:: Material
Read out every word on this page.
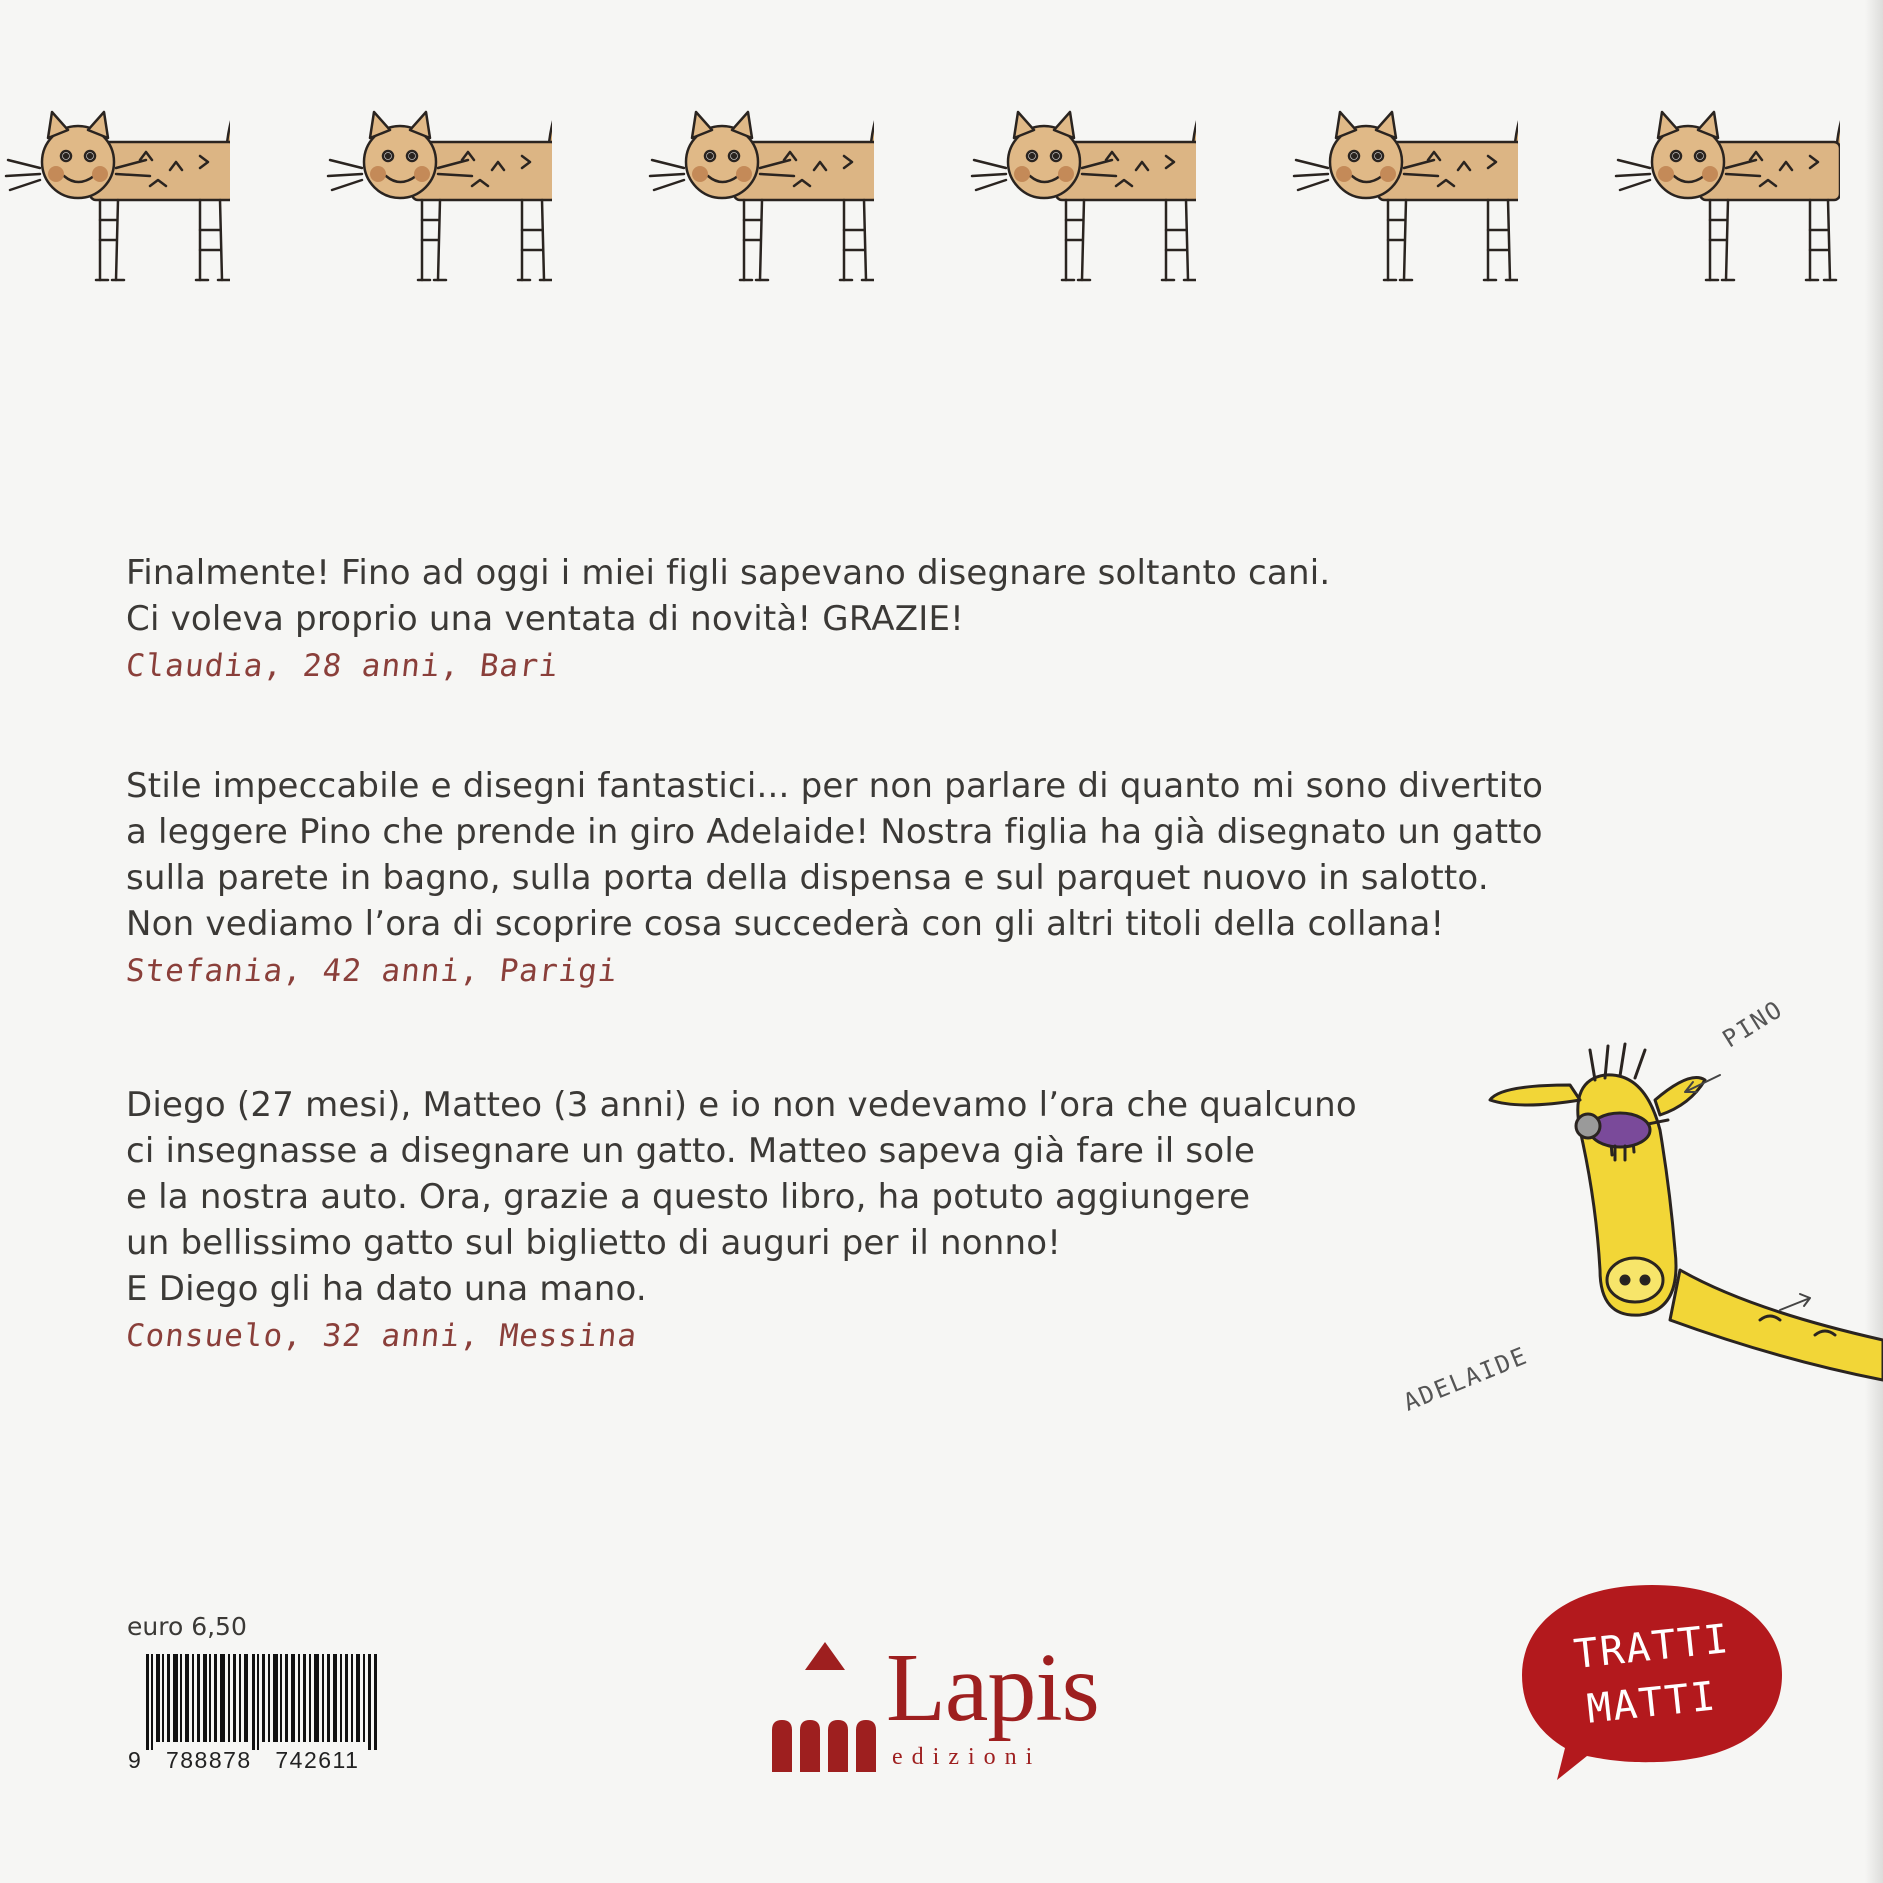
Finalmente! Fino ad oggi i miei figli sapevano disegnare soltanto cani.

Ci voleva proprio una ventata di novità! GRAZIE!

Claudia, 28 anni, Bari

Stile impeccabile e disegni fantastici... per non parlare di quanto mi sono divertito

a leggere Pino che prende in giro Adelaide! Nostra figlia ha già disegnato un gatto

sulla parete in bagno, sulla porta della dispensa e sul parquet nuovo in salotto.

Non vediamo l’ora di scoprire cosa succederà con gli altri titoli della collana!

Stefania, 42 anni, Parigi

Diego (27 mesi), Matteo (3 anni) e io non vedevamo l’ora che qualcuno

ci insegnasse a disegnare un gatto. Matteo sapeva già fare il sole

e la nostra auto. Ora, grazie a questo libro, ha potuto aggiungere

un bellissimo gatto sul biglietto di auguri per il nonno!

E Diego gli ha dato una mano.

Consuelo, 32 anni, Messina
PINO
ADELAIDE
euro 6,50
9   788878   742611
Lapis
edizioni
TRATTI
MATTI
::::
# [What is required]
Track down the lines that include the word "gatto" and copy them.

# [Exercise solution]
a leggere Pino che prende in giro Adelaide! Nostra figlia ha già disegnato un gatto
ci insegnasse a disegnare un gatto. Matteo sapeva già fare il sole
un bellissimo gatto sul biglietto di auguri per il nonno!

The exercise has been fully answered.